Task prompt =>
Where a line of the material contains the string "January", copy that line.

Data for the task =>
++++

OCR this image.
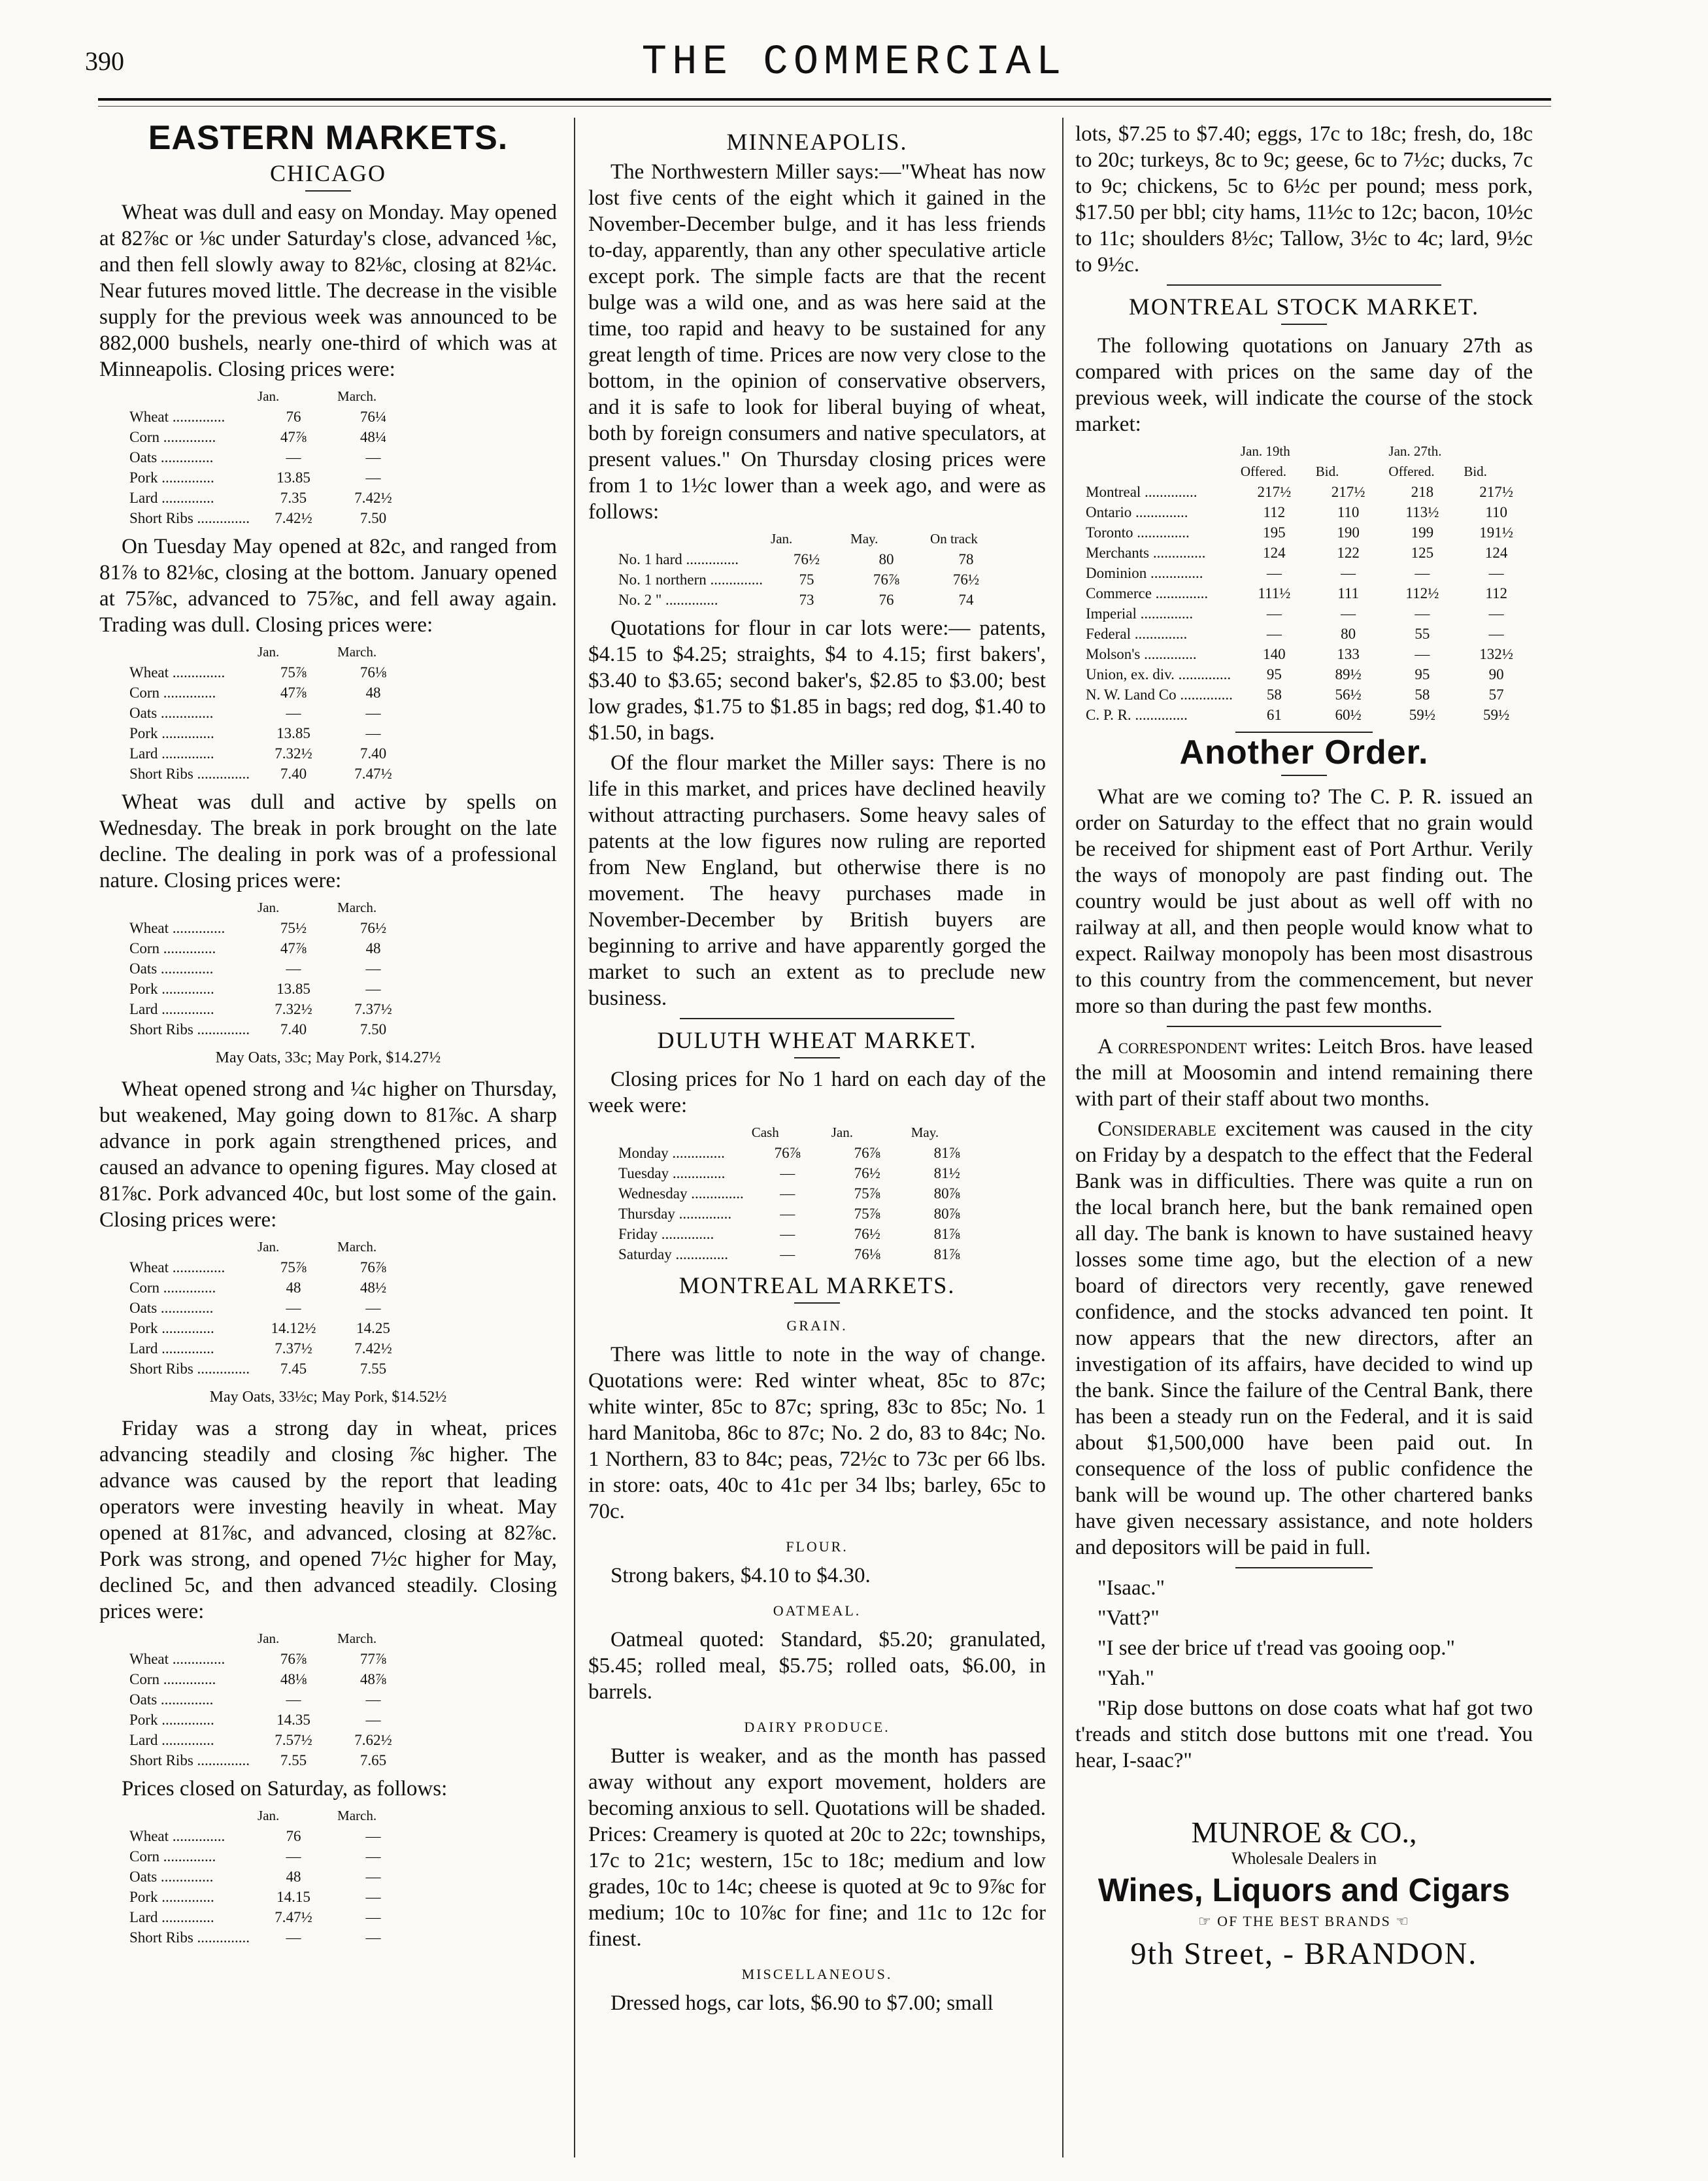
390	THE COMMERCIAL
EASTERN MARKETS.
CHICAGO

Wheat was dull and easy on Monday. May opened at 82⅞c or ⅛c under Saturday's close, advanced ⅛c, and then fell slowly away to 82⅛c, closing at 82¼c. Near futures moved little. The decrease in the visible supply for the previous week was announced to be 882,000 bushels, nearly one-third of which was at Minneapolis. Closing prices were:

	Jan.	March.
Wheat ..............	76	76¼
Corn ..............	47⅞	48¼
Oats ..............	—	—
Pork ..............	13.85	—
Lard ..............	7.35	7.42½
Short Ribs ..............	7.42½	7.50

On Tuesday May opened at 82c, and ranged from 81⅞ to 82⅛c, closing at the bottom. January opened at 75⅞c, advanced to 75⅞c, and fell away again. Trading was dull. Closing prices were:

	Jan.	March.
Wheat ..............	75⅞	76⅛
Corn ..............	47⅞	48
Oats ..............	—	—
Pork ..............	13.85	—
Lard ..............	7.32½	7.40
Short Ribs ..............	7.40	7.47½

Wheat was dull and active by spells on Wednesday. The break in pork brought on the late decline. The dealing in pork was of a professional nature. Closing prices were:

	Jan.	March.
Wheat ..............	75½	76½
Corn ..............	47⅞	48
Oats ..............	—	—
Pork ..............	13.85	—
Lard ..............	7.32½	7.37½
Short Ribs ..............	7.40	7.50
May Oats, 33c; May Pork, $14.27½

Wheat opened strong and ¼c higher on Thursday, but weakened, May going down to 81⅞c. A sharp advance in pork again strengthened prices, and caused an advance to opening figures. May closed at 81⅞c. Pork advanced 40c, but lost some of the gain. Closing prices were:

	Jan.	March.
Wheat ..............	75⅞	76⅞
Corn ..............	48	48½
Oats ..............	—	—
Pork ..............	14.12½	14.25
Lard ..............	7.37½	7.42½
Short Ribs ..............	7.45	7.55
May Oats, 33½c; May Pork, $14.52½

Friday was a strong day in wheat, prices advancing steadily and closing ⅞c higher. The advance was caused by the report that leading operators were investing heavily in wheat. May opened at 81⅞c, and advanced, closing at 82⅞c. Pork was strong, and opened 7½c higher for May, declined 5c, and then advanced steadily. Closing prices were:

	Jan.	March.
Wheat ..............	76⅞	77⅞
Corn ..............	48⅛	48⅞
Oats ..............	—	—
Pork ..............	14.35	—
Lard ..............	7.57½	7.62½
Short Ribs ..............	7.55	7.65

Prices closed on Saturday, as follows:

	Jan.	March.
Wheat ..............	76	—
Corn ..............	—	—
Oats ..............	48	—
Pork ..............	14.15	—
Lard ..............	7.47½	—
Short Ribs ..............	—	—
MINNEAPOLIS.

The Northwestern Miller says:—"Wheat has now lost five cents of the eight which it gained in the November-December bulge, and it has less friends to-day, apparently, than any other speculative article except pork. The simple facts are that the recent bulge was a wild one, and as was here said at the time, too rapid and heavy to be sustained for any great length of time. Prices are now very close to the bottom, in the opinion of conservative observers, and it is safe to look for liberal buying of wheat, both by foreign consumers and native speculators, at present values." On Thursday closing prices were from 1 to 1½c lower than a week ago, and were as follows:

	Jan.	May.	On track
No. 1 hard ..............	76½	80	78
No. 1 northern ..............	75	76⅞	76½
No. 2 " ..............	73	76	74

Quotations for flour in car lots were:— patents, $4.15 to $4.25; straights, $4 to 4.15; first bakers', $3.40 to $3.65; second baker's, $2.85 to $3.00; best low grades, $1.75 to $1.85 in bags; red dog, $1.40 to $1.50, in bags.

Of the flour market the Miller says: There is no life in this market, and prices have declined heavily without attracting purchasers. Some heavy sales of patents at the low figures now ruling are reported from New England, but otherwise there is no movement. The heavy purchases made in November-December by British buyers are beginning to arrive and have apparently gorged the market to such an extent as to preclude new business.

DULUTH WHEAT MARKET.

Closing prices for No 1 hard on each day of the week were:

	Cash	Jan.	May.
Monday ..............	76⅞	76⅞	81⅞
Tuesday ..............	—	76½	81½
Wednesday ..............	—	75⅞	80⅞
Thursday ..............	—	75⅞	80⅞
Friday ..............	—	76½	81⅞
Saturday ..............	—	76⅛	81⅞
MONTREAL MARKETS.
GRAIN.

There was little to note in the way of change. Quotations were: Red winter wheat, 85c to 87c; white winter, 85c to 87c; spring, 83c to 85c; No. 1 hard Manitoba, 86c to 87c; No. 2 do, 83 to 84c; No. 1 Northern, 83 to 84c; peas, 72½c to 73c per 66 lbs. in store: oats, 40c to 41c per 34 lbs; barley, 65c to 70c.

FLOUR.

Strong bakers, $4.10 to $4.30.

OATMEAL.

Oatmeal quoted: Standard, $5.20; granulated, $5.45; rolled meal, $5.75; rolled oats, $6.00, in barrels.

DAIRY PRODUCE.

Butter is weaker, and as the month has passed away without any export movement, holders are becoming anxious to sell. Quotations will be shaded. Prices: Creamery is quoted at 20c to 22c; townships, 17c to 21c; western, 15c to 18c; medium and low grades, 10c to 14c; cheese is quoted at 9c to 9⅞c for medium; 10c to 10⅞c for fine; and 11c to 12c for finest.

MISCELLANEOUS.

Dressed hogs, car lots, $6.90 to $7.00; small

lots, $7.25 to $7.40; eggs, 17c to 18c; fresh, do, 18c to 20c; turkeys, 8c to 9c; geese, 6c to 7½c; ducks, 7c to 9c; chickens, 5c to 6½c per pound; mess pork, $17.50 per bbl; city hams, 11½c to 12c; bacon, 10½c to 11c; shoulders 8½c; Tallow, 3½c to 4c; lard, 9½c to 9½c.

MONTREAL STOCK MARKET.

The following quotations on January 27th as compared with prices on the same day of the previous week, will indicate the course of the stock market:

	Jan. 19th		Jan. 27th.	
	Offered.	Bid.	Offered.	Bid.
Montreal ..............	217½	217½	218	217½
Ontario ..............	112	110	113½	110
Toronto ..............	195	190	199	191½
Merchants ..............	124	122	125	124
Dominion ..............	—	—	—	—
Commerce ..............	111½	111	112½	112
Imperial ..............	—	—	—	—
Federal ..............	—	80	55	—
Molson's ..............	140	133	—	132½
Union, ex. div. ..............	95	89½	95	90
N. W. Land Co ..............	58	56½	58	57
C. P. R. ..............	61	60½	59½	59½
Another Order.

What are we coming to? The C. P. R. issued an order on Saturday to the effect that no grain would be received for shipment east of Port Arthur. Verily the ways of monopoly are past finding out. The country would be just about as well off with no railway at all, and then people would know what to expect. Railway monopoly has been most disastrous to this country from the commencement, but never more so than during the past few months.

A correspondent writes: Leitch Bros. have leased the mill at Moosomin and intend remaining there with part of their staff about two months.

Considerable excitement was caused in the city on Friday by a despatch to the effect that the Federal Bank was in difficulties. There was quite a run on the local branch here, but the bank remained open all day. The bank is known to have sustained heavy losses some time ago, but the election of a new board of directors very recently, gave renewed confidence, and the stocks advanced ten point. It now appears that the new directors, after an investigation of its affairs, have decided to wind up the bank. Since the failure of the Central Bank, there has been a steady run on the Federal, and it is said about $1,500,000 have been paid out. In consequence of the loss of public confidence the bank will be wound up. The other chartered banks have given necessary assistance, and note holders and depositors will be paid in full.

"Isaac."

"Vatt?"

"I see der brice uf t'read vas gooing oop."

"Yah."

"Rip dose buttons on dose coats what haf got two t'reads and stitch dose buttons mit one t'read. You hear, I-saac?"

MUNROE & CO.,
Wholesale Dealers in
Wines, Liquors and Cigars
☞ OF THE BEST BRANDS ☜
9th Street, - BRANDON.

++++

Task output =>
On Tuesday May opened at 82c, and ranged from 81⅞ to 82⅛c, closing at the bottom. January opened at 75⅞c, advanced to 75⅞c, and fell away again. Trading was dull. Closing prices were:
The following quotations on January 27th as compared with prices on the same day of the previous week, will indicate the course of the stock market:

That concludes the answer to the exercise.